(A run of records)
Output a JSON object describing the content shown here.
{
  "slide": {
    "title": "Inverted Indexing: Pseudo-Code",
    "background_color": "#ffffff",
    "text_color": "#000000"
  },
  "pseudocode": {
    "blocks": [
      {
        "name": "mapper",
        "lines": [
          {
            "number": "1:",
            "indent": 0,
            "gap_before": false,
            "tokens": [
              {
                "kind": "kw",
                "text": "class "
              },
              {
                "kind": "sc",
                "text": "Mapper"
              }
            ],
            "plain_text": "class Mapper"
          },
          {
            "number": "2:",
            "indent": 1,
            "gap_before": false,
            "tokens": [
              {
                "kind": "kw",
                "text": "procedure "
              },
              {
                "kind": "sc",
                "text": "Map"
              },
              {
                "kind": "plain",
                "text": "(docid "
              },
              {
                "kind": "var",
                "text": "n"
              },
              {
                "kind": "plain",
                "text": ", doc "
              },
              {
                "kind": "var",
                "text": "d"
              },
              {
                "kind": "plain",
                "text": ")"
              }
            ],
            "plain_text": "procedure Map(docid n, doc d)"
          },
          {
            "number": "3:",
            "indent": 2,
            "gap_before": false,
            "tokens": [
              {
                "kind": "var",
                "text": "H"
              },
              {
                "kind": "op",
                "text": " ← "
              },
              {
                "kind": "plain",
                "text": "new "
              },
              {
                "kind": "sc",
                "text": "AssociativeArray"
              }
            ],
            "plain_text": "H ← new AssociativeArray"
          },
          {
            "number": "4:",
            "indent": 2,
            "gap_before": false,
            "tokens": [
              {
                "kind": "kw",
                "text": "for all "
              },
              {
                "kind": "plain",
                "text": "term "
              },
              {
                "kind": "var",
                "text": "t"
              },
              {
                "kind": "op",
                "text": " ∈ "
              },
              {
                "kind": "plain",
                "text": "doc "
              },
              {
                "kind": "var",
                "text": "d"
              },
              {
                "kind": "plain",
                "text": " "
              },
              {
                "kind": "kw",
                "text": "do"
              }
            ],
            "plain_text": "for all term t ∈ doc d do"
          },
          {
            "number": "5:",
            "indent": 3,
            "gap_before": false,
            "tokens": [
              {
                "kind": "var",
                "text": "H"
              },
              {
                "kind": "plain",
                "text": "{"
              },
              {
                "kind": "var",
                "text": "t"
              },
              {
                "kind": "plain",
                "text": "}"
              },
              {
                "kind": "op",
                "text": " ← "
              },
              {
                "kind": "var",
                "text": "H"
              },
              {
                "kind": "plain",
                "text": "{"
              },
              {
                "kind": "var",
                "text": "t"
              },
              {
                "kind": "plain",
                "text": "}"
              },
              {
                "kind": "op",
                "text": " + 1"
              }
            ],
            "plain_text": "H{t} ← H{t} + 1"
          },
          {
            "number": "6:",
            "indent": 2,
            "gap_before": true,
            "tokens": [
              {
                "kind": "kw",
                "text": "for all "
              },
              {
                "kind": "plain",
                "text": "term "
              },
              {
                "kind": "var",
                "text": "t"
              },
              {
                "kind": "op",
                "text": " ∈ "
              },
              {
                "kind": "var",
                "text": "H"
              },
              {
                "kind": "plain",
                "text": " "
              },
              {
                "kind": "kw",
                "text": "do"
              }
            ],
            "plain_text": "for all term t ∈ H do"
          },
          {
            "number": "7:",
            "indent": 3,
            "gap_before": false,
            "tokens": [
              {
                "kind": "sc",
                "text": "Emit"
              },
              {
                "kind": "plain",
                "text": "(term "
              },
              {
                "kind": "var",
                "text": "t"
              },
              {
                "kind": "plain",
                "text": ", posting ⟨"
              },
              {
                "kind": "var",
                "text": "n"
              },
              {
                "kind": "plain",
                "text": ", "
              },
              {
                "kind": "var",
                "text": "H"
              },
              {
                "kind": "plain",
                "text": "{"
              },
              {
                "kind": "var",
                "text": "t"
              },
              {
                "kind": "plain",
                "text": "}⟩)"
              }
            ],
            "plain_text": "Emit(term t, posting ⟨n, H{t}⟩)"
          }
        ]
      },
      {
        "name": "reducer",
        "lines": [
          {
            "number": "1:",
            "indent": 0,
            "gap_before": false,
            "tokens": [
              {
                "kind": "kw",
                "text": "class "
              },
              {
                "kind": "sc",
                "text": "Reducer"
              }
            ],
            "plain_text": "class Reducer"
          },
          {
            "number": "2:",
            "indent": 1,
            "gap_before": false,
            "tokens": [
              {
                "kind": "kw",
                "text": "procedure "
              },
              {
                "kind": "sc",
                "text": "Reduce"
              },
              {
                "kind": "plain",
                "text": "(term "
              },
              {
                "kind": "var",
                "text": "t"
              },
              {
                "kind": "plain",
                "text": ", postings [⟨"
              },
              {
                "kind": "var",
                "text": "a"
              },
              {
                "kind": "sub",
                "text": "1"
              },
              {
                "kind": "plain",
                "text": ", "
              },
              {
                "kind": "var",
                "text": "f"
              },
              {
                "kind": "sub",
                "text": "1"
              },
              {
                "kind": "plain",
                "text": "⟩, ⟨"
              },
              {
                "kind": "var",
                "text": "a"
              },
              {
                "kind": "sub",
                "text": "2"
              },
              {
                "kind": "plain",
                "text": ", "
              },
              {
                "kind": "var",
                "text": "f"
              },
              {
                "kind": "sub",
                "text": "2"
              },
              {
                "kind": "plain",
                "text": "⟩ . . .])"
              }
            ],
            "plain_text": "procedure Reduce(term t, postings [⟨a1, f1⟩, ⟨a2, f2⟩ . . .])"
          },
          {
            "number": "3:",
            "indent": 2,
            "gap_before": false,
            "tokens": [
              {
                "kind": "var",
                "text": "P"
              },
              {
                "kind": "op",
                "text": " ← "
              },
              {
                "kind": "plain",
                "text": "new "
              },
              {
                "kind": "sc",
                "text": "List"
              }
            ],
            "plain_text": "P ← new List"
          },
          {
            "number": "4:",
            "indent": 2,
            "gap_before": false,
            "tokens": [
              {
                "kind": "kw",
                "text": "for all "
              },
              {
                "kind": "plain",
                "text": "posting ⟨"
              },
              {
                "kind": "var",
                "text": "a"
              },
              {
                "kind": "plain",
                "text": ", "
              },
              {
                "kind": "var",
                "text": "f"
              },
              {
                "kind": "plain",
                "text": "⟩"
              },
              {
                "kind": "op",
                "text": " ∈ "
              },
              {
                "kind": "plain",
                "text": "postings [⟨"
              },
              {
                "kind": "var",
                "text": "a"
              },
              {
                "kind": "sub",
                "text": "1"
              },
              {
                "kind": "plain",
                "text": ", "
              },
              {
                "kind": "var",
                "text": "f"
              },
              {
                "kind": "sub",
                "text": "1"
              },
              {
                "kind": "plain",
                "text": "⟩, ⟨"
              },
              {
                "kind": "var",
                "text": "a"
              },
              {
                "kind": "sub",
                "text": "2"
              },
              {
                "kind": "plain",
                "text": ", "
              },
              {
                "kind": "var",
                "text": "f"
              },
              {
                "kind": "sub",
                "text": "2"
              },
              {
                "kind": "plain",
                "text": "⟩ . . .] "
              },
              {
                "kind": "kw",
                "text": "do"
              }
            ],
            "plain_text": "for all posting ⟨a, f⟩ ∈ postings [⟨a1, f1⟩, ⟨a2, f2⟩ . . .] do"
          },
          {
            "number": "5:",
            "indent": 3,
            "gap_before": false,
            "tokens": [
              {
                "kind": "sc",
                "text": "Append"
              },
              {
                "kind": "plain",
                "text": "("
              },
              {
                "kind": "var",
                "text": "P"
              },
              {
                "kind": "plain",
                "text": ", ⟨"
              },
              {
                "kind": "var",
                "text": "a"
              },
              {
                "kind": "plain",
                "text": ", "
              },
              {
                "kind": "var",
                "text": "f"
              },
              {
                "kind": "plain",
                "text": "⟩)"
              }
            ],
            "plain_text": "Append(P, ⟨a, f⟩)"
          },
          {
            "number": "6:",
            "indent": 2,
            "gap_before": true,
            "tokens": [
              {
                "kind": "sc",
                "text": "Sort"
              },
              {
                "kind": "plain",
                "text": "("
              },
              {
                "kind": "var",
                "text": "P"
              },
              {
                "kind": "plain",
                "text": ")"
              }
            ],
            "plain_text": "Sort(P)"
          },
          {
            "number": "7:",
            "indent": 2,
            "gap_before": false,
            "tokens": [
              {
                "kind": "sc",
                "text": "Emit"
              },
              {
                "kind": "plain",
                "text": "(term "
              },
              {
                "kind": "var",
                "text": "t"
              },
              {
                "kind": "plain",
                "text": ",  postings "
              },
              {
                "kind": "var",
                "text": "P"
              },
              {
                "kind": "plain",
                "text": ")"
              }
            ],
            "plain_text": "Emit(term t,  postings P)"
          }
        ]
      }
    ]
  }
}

▸ STATED GOAL: Wherever "Emit" shows up in a line, copy that line.

▸ ANSWER TO THE EXERCISE:
                "text": "Emit"
            "plain_text": "Emit(term t, posting ⟨n, H{t}⟩)"
                "text": "Emit"
            "plain_text": "Emit(term t,  postings P)"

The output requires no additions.